Required work
Reproduce the records below exactly as they appear.

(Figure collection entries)
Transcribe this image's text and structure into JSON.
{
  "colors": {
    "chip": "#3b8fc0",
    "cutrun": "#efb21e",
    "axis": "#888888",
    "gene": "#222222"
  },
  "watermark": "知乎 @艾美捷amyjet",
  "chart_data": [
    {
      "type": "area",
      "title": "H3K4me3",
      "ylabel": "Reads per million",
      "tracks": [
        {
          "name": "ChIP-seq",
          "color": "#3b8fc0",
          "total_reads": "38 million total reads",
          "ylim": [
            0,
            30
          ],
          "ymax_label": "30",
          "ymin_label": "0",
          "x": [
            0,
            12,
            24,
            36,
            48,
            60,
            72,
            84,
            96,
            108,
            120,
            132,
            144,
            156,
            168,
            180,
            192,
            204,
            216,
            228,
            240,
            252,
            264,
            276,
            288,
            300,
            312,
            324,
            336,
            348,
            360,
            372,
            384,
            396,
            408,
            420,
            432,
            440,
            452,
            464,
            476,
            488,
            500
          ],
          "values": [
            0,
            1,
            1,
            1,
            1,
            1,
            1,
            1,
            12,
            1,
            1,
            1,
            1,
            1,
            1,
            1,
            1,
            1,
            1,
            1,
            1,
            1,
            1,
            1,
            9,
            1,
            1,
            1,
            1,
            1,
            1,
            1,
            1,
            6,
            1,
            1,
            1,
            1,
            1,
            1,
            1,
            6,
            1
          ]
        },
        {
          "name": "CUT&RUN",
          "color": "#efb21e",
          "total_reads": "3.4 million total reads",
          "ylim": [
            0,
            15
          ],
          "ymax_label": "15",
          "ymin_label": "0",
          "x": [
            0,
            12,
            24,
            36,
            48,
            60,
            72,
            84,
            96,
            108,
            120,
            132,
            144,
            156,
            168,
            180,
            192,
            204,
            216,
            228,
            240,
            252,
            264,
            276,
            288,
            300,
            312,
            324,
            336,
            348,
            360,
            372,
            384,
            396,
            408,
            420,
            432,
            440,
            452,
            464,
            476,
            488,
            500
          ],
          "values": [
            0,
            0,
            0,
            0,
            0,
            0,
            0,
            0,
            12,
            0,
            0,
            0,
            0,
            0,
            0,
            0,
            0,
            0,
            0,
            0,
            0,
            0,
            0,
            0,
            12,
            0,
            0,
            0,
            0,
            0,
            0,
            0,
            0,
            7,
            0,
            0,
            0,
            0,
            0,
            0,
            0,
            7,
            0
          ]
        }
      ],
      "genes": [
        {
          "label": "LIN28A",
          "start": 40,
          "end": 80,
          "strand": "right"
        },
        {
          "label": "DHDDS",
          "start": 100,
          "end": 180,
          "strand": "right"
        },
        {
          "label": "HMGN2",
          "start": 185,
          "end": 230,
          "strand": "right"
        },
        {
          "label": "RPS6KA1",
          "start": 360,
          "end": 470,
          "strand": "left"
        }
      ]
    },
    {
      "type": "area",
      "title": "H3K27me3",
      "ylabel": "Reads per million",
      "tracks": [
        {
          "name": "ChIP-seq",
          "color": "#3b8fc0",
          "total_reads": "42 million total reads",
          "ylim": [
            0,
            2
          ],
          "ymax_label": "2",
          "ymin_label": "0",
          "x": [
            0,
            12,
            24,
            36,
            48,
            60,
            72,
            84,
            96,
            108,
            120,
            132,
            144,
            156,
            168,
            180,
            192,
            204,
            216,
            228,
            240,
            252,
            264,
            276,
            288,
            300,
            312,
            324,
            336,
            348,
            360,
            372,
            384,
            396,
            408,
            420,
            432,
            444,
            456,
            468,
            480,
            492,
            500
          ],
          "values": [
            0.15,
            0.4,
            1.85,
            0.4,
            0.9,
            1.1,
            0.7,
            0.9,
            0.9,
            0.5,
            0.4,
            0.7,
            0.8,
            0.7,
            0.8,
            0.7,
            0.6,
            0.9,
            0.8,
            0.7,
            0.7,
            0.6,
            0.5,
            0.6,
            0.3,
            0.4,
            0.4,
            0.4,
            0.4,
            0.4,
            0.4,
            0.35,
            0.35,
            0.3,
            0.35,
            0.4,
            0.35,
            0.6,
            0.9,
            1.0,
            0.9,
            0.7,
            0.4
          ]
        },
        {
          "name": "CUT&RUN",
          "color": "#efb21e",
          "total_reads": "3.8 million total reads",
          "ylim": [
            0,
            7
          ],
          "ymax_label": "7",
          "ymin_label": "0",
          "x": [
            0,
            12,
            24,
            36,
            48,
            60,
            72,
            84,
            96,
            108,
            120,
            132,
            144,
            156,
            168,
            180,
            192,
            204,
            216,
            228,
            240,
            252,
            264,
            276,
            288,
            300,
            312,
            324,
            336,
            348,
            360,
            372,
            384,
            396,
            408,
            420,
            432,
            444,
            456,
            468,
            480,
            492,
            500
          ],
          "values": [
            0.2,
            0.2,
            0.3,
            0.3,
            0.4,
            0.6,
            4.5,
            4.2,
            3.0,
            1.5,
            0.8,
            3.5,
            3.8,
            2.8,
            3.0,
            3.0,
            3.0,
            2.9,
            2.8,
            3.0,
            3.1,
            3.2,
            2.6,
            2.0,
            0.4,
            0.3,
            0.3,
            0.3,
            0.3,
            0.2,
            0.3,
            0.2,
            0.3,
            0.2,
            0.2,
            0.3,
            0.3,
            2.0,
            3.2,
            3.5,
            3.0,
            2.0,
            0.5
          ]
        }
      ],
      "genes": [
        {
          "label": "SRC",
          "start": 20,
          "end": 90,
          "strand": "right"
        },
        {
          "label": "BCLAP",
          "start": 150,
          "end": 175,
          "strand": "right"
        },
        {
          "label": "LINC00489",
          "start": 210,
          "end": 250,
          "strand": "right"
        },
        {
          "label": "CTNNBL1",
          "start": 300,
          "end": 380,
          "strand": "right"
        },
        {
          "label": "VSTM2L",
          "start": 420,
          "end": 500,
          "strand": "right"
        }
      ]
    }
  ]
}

Result of this exercise
Transcribe this image's text and structure into JSON.
{
  "colors": {
    "chip": "#3b8fc0",
    "cutrun": "#efb21e",
    "axis": "#888888",
    "gene": "#222222"
  },
  "watermark": "知乎 @艾美捷amyjet",
  "chart_data": [
    {
      "type": "area",
      "title": "H3K4me3",
      "ylabel": "Reads per million",
      "tracks": [
        {
          "name": "ChIP-seq",
          "color": "#3b8fc0",
          "total_reads": "38 million total reads",
          "ylim": [
            0,
            30
          ],
          "ymax_label": "30",
          "ymin_label": "0",
          "x": [
            0,
            12,
            24,
            36,
            48,
            60,
            72,
            84,
            96,
            108,
            120,
            132,
            144,
            156,
            168,
            180,
            192,
            204,
            216,
            228,
            240,
            252,
            264,
            276,
            288,
            300,
            312,
            324,
            336,
            348,
            360,
            372,
            384,
            396,
            408,
            420,
            432,
            440,
            452,
            464,
            476,
            488,
            500
          ],
          "values": [
            0,
            1,
            1,
            1,
            1,
            1,
            1,
            1,
            12,
            1,
            1,
            1,
            1,
            1,
            1,
            1,
            1,
            1,
            1,
            1,
            1,
            1,
            1,
            1,
            9,
            1,
            1,
            1,
            1,
            1,
            1,
            1,
            1,
            6,
            1,
            1,
            1,
            1,
            1,
            1,
            1,
            6,
            1
          ]
        },
        {
          "name": "CUT&RUN",
          "color": "#efb21e",
          "total_reads": "3.4 million total reads",
          "ylim": [
            0,
            15
          ],
          "ymax_label": "15",
          "ymin_label": "0",
          "x": [
            0,
            12,
            24,
            36,
            48,
            60,
            72,
            84,
            96,
            108,
            120,
            132,
            144,
            156,
            168,
            180,
            192,
            204,
            216,
            228,
            240,
            252,
            264,
            276,
            288,
            300,
            312,
            324,
            336,
            348,
            360,
            372,
            384,
            396,
            408,
            420,
            432,
            440,
            452,
            464,
            476,
            488,
            500
          ],
          "values": [
            0,
            0,
            0,
            0,
            0,
            0,
            0,
            0,
            12,
            0,
            0,
            0,
            0,
            0,
            0,
            0,
            0,
            0,
            0,
            0,
            0,
            0,
            0,
            0,
            12,
            0,
            0,
            0,
            0,
            0,
            0,
            0,
            0,
            7,
            0,
            0,
            0,
            0,
            0,
            0,
            0,
            7,
            0
          ]
        }
      ],
      "genes": [
        {
          "label": "LIN28A",
          "start": 40,
          "end": 80,
          "strand": "right"
        },
        {
          "label": "DHDDS",
          "start": 100,
          "end": 180,
          "strand": "right"
        },
        {
          "label": "HMGN2",
          "start": 185,
          "end": 230,
          "strand": "right"
        },
        {
          "label": "RPS6KA1",
          "start": 360,
          "end": 470,
          "strand": "left"
        }
      ]
    },
    {
      "type": "area",
      "title": "H3K27me3",
      "ylabel": "Reads per million",
      "tracks": [
        {
          "name": "ChIP-seq",
          "color": "#3b8fc0",
          "total_reads": "42 million total reads",
          "ylim": [
            0,
            2
          ],
          "ymax_label": "2",
          "ymin_label": "0",
          "x": [
            0,
            12,
            24,
            36,
            48,
            60,
            72,
            84,
            96,
            108,
            120,
            132,
            144,
            156,
            168,
            180,
            192,
            204,
            216,
            228,
            240,
            252,
            264,
            276,
            288,
            300,
            312,
            324,
            336,
            348,
            360,
            372,
            384,
            396,
            408,
            420,
            432,
            444,
            456,
            468,
            480,
            492,
            500
          ],
          "values": [
            0.15,
            0.4,
            1.85,
            0.4,
            0.9,
            1.1,
            0.7,
            0.9,
            0.9,
            0.5,
            0.4,
            0.7,
            0.8,
            0.7,
            0.8,
            0.7,
            0.6,
            0.9,
            0.8,
            0.7,
            0.7,
            0.6,
            0.5,
            0.6,
            0.3,
            0.4,
            0.4,
            0.4,
            0.4,
            0.4,
            0.4,
            0.35,
            0.35,
            0.3,
            0.35,
            0.4,
            0.35,
            0.6,
            0.9,
            1.0,
            0.9,
            0.7,
            0.4
          ]
        },
        {
          "name": "CUT&RUN",
          "color": "#efb21e",
          "total_reads": "3.8 million total reads",
          "ylim": [
            0,
            7
          ],
          "ymax_label": "7",
          "ymin_label": "0",
          "x": [
            0,
            12,
            24,
            36,
            48,
            60,
            72,
            84,
            96,
            108,
            120,
            132,
            144,
            156,
            168,
            180,
            192,
            204,
            216,
            228,
            240,
            252,
            264,
            276,
            288,
            300,
            312,
            324,
            336,
            348,
            360,
            372,
            384,
            396,
            408,
            420,
            432,
            444,
            456,
            468,
            480,
            492,
            500
          ],
          "values": [
            0.2,
            0.2,
            0.3,
            0.3,
            0.4,
            0.6,
            4.5,
            4.2,
            3.0,
            1.5,
            0.8,
            3.5,
            3.8,
            2.8,
            3.0,
            3.0,
            3.0,
            2.9,
            2.8,
            3.0,
            3.1,
            3.2,
            2.6,
            2.0,
            0.4,
            0.3,
            0.3,
            0.3,
            0.3,
            0.2,
            0.3,
            0.2,
            0.3,
            0.2,
            0.2,
            0.3,
            0.3,
            2.0,
            3.2,
            3.5,
            3.0,
            2.0,
            0.5
          ]
        }
      ],
      "genes": [
        {
          "label": "SRC",
          "start": 20,
          "end": 90,
          "strand": "right"
        },
        {
          "label": "BCLAP",
          "start": 150,
          "end": 175,
          "strand": "right"
        },
        {
          "label": "LINC00489",
          "start": 210,
          "end": 250,
          "strand": "right"
        },
        {
          "label": "CTNNBL1",
          "start": 300,
          "end": 380,
          "strand": "right"
        },
        {
          "label": "VSTM2L",
          "start": 420,
          "end": 500,
          "strand": "right"
        }
      ]
    }
  ]
}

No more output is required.